• Task
From the data that follows, copy every line holding the string "Реализация".
□ □ □
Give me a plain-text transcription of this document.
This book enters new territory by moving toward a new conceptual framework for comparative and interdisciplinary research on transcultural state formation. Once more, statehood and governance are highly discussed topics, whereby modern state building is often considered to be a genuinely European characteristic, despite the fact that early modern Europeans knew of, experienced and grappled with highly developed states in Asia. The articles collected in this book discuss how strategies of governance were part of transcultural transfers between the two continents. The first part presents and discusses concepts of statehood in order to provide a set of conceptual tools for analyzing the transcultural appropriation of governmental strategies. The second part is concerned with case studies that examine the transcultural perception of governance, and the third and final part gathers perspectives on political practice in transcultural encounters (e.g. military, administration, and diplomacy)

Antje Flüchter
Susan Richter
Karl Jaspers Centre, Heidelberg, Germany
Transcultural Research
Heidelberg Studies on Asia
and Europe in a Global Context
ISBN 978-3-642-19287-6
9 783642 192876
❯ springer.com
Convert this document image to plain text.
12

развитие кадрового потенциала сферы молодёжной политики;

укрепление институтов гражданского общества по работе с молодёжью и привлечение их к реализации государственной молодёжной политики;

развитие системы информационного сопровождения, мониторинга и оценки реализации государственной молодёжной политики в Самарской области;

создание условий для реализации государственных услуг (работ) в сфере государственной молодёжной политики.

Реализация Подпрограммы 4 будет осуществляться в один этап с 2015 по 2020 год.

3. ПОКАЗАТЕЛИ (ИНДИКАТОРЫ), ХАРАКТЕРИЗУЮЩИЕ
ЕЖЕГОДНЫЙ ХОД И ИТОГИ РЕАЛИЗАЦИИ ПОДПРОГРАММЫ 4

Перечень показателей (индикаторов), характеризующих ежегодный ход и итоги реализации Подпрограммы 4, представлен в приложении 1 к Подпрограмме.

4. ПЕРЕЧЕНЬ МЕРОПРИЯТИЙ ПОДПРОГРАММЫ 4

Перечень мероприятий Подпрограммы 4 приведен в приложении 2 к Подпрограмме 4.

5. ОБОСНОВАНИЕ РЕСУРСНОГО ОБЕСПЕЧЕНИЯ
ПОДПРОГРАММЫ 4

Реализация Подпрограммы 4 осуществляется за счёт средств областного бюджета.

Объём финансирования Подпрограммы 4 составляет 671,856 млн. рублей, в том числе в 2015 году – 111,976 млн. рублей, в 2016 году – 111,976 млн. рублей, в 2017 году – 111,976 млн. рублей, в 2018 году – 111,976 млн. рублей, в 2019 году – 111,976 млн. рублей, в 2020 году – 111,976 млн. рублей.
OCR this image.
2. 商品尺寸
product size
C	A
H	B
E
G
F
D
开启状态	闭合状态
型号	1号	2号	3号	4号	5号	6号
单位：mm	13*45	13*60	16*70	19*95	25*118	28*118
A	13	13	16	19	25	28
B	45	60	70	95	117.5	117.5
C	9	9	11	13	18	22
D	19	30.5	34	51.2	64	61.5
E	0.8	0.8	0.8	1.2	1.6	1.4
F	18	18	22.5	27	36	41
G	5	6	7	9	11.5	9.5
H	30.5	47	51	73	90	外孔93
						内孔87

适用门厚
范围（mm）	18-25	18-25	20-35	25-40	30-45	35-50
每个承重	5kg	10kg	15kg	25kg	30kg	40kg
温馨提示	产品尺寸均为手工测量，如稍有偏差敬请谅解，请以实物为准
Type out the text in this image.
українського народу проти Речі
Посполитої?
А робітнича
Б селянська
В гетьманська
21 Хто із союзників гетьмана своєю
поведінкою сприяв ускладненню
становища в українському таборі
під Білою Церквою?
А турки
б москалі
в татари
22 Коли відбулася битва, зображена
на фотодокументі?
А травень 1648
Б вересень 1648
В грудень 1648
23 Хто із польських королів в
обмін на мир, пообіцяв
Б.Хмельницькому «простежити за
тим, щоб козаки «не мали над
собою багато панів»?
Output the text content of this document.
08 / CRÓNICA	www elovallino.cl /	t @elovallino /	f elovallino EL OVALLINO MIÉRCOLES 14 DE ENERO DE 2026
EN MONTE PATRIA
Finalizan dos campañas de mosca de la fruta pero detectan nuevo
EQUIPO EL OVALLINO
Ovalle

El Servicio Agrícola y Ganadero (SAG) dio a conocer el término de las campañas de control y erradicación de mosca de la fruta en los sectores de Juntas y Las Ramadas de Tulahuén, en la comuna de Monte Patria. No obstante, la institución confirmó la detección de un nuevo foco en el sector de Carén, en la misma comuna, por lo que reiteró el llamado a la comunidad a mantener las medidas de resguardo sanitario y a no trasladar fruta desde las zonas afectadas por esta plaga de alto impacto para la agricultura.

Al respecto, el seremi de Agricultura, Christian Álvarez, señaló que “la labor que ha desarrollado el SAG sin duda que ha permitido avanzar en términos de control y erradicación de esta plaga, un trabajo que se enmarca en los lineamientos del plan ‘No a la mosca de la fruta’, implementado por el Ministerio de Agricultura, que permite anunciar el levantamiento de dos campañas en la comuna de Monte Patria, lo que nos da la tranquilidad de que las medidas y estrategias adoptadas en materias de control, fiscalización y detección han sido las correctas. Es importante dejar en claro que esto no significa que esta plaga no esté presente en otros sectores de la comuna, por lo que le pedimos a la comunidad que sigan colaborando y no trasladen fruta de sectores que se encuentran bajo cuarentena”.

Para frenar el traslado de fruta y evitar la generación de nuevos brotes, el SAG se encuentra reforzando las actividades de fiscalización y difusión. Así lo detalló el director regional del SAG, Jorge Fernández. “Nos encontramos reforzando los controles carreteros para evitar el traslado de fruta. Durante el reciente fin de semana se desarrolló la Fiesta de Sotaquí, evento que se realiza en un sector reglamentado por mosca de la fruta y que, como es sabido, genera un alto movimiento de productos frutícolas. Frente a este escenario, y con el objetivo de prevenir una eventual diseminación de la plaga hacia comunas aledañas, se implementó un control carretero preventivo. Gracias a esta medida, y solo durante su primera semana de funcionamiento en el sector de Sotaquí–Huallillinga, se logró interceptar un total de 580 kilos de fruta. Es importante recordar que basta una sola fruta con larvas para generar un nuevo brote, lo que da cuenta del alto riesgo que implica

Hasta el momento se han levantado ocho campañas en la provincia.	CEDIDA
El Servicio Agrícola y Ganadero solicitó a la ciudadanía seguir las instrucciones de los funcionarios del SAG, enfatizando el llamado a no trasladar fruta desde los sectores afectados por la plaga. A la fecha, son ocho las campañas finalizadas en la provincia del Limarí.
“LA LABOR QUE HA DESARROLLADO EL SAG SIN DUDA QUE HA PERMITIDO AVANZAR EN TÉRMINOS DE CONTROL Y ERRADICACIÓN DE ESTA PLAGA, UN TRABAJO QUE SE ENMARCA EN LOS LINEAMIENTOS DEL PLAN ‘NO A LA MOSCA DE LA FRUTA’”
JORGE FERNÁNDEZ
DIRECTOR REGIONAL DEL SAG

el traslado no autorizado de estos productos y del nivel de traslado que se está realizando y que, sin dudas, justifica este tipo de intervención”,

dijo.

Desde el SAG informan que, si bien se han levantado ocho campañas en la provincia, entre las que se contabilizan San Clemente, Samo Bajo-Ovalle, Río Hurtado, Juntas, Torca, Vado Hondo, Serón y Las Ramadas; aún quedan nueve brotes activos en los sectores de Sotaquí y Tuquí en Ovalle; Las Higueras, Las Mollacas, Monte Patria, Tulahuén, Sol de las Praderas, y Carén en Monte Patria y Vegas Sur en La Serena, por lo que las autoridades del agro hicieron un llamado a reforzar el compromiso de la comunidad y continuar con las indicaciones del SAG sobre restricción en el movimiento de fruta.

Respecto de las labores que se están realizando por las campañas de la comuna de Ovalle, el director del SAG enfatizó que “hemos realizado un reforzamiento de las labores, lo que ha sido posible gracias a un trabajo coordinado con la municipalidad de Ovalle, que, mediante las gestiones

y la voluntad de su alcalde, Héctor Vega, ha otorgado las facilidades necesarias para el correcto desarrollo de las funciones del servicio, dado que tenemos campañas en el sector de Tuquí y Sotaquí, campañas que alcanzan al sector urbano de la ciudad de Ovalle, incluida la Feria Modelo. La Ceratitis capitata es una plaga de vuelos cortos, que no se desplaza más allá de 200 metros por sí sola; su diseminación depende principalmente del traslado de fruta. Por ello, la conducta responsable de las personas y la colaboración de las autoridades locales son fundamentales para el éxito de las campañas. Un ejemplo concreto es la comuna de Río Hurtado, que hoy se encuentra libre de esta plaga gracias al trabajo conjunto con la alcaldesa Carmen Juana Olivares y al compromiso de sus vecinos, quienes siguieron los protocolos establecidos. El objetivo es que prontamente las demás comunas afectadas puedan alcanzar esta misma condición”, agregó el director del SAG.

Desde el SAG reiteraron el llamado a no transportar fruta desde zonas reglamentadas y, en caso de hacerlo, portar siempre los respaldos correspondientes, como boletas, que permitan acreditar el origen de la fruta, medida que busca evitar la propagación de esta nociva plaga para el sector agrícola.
□ □ □
• Completed task
Реализация Подпрограммы 4 будет осуществляться в один этап с 2015 по 2020 год.
Реализация Подпрограммы 4 осуществляется за счёт средств областного бюджета.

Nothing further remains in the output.